• _Objective_:
Set down all of the data that follows word for word, without the images.

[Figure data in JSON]
---
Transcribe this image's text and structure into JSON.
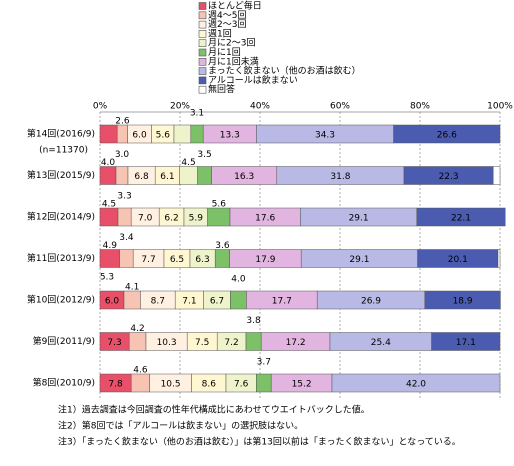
{
  "chart_data": {
    "type": "stacked-barh",
    "categories": [
      "第14回(2016/9)",
      "第13回(2015/9)",
      "第12回(2014/9)",
      "第11回(2013/9)",
      "第10回(2012/9)",
      "第9回(2011/9)",
      "第8回(2010/9)"
    ],
    "category_note": "(n=11370)",
    "series": [
      {
        "name": "ほとんど毎日",
        "color": "#e8506a",
        "values": [
          4.3,
          4.0,
          4.5,
          4.9,
          6.0,
          7.3,
          7.8
        ],
        "value_labels": [
          null,
          "4.0",
          "4.5",
          "4.9",
          "6.0",
          "7.3",
          "7.8"
        ]
      },
      {
        "name": "週4～5回",
        "color": "#f7c3b3",
        "values": [
          2.6,
          3.0,
          3.3,
          3.4,
          4.1,
          4.2,
          4.6
        ],
        "value_labels": [
          "2.6",
          "3.0",
          "3.3",
          "3.4",
          "4.1",
          "4.2",
          "4.6"
        ]
      },
      {
        "name": "週2～3回",
        "color": "#fff0e2",
        "values": [
          6.0,
          6.8,
          7.0,
          7.7,
          8.7,
          10.3,
          10.5
        ],
        "value_labels": [
          "6.0",
          "6.8",
          "7.0",
          "7.7",
          "8.7",
          "10.3",
          "10.5"
        ]
      },
      {
        "name": "週1回",
        "color": "#fff6d2",
        "values": [
          5.6,
          6.1,
          6.2,
          6.5,
          7.1,
          7.5,
          8.6
        ],
        "value_labels": [
          "5.6",
          "6.1",
          "6.2",
          "6.5",
          "7.1",
          "7.5",
          "8.6"
        ]
      },
      {
        "name": "月に2～3回",
        "color": "#eef3cc",
        "values": [
          4.2,
          4.5,
          5.9,
          6.3,
          6.7,
          7.2,
          7.6
        ],
        "value_labels": [
          null,
          "4.5",
          "5.9",
          "6.3",
          "6.7",
          "7.2",
          "7.6"
        ]
      },
      {
        "name": "月に1回",
        "color": "#7cc068",
        "values": [
          3.1,
          3.5,
          5.6,
          3.6,
          4.0,
          3.8,
          3.7
        ],
        "value_labels": [
          "3.1",
          "3.5",
          "5.6",
          "3.6",
          "4.0",
          "3.8",
          "3.7"
        ]
      },
      {
        "name": "月に1回未満",
        "color": "#e2b4e0",
        "values": [
          13.3,
          16.3,
          17.6,
          17.9,
          17.7,
          17.2,
          15.2
        ],
        "value_labels": [
          "13.3",
          "16.3",
          "17.6",
          "17.9",
          "17.7",
          "17.2",
          "15.2"
        ]
      },
      {
        "name": "まったく飲まない（他のお酒は飲む）",
        "color": "#b9b9e6",
        "values": [
          34.3,
          31.8,
          29.1,
          29.1,
          26.9,
          25.4,
          42.0
        ],
        "value_labels": [
          "34.3",
          "31.8",
          "29.1",
          "29.1",
          "26.9",
          "25.4",
          "42.0"
        ]
      },
      {
        "name": "アルコールは飲まない",
        "color": "#4b5cb0",
        "values": [
          26.6,
          22.3,
          22.1,
          20.1,
          18.9,
          17.1,
          null
        ],
        "value_labels": [
          "26.6",
          "22.3",
          "22.1",
          "20.1",
          "18.9",
          "17.1",
          null
        ]
      },
      {
        "name": "無回答",
        "color": "#ffffff",
        "values": [
          0,
          1.7,
          0,
          0.5,
          0,
          0,
          0
        ]
      }
    ],
    "annotations": [
      {
        "text": "5.3",
        "row": 4
      }
    ],
    "xlim": [
      0,
      100
    ],
    "xticks": [
      {
        "value": 0,
        "label": "0%"
      },
      {
        "value": 20,
        "label": "20%"
      },
      {
        "value": 40,
        "label": "40%"
      },
      {
        "value": 60,
        "label": "60%"
      },
      {
        "value": 80,
        "label": "80%"
      },
      {
        "value": 100,
        "label": "100%"
      }
    ],
    "grid": true,
    "notes": [
      "注1）過去調査は今回調査の性年代構成比にあわせてウエイトバックした値。",
      "注2）第8回では「アルコールは飲まない」の選択肢はない。",
      "注3）「まったく飲まない（他のお酒は飲む）」は第13回以前は「まったく飲まない」となっている。"
    ]
  }
}
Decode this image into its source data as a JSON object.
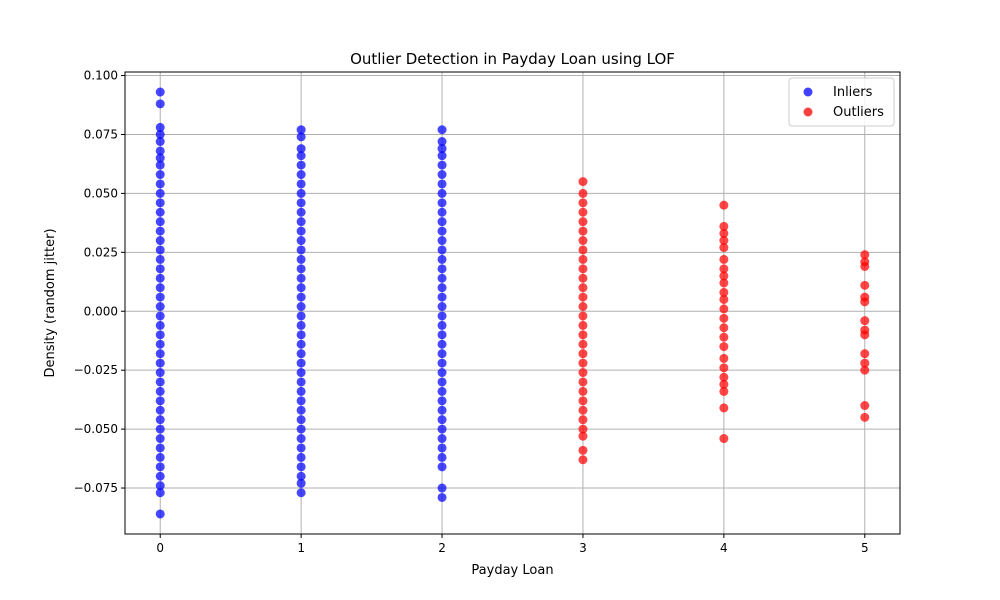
---
• _Written response_:
Transcribe this image's text and structure into JSON.
{
  "chart_data": {
    "type": "stacked-barh",
    "categories": [
      "第14回(2016/9)",
      "第13回(2015/9)",
      "第12回(2014/9)",
      "第11回(2013/9)",
      "第10回(2012/9)",
      "第9回(2011/9)",
      "第8回(2010/9)"
    ],
    "category_note": "(n=11370)",
    "series": [
      {
        "name": "ほとんど毎日",
        "color": "#e8506a",
        "values": [
          4.3,
          4.0,
          4.5,
          4.9,
          6.0,
          7.3,
          7.8
        ],
        "value_labels": [
          null,
          "4.0",
          "4.5",
          "4.9",
          "6.0",
          "7.3",
          "7.8"
        ]
      },
      {
        "name": "週4～5回",
        "color": "#f7c3b3",
        "values": [
          2.6,
          3.0,
          3.3,
          3.4,
          4.1,
          4.2,
          4.6
        ],
        "value_labels": [
          "2.6",
          "3.0",
          "3.3",
          "3.4",
          "4.1",
          "4.2",
          "4.6"
        ]
      },
      {
        "name": "週2～3回",
        "color": "#fff0e2",
        "values": [
          6.0,
          6.8,
          7.0,
          7.7,
          8.7,
          10.3,
          10.5
        ],
        "value_labels": [
          "6.0",
          "6.8",
          "7.0",
          "7.7",
          "8.7",
          "10.3",
          "10.5"
        ]
      },
      {
        "name": "週1回",
        "color": "#fff6d2",
        "values": [
          5.6,
          6.1,
          6.2,
          6.5,
          7.1,
          7.5,
          8.6
        ],
        "value_labels": [
          "5.6",
          "6.1",
          "6.2",
          "6.5",
          "7.1",
          "7.5",
          "8.6"
        ]
      },
      {
        "name": "月に2～3回",
        "color": "#eef3cc",
        "values": [
          4.2,
          4.5,
          5.9,
          6.3,
          6.7,
          7.2,
          7.6
        ],
        "value_labels": [
          null,
          "4.5",
          "5.9",
          "6.3",
          "6.7",
          "7.2",
          "7.6"
        ]
      },
      {
        "name": "月に1回",
        "color": "#7cc068",
        "values": [
          3.1,
          3.5,
          5.6,
          3.6,
          4.0,
          3.8,
          3.7
        ],
        "value_labels": [
          "3.1",
          "3.5",
          "5.6",
          "3.6",
          "4.0",
          "3.8",
          "3.7"
        ]
      },
      {
        "name": "月に1回未満",
        "color": "#e2b4e0",
        "values": [
          13.3,
          16.3,
          17.6,
          17.9,
          17.7,
          17.2,
          15.2
        ],
        "value_labels": [
          "13.3",
          "16.3",
          "17.6",
          "17.9",
          "17.7",
          "17.2",
          "15.2"
        ]
      },
      {
        "name": "まったく飲まない（他のお酒は飲む）",
        "color": "#b9b9e6",
        "values": [
          34.3,
          31.8,
          29.1,
          29.1,
          26.9,
          25.4,
          42.0
        ],
        "value_labels": [
          "34.3",
          "31.8",
          "29.1",
          "29.1",
          "26.9",
          "25.4",
          "42.0"
        ]
      },
      {
        "name": "アルコールは飲まない",
        "color": "#4b5cb0",
        "values": [
          26.6,
          22.3,
          22.1,
          20.1,
          18.9,
          17.1,
          null
        ],
        "value_labels": [
          "26.6",
          "22.3",
          "22.1",
          "20.1",
          "18.9",
          "17.1",
          null
        ]
      },
      {
        "name": "無回答",
        "color": "#ffffff",
        "values": [
          0,
          1.7,
          0,
          0.5,
          0,
          0,
          0
        ]
      }
    ],
    "annotations": [
      {
        "text": "5.3",
        "row": 4
      }
    ],
    "xlim": [
      0,
      100
    ],
    "xticks": [
      {
        "value": 0,
        "label": "0%"
      },
      {
        "value": 20,
        "label": "20%"
      },
      {
        "value": 40,
        "label": "40%"
      },
      {
        "value": 60,
        "label": "60%"
      },
      {
        "value": 80,
        "label": "80%"
      },
      {
        "value": 100,
        "label": "100%"
      }
    ],
    "grid": true,
    "notes": [
      "注1）過去調査は今回調査の性年代構成比にあわせてウエイトバックした値。",
      "注2）第8回では「アルコールは飲まない」の選択肢はない。",
      "注3）「まったく飲まない（他のお酒は飲む）」は第13回以前は「まったく飲まない」となっている。"
    ]
  }
}
Decode this image into its source data as a JSON object.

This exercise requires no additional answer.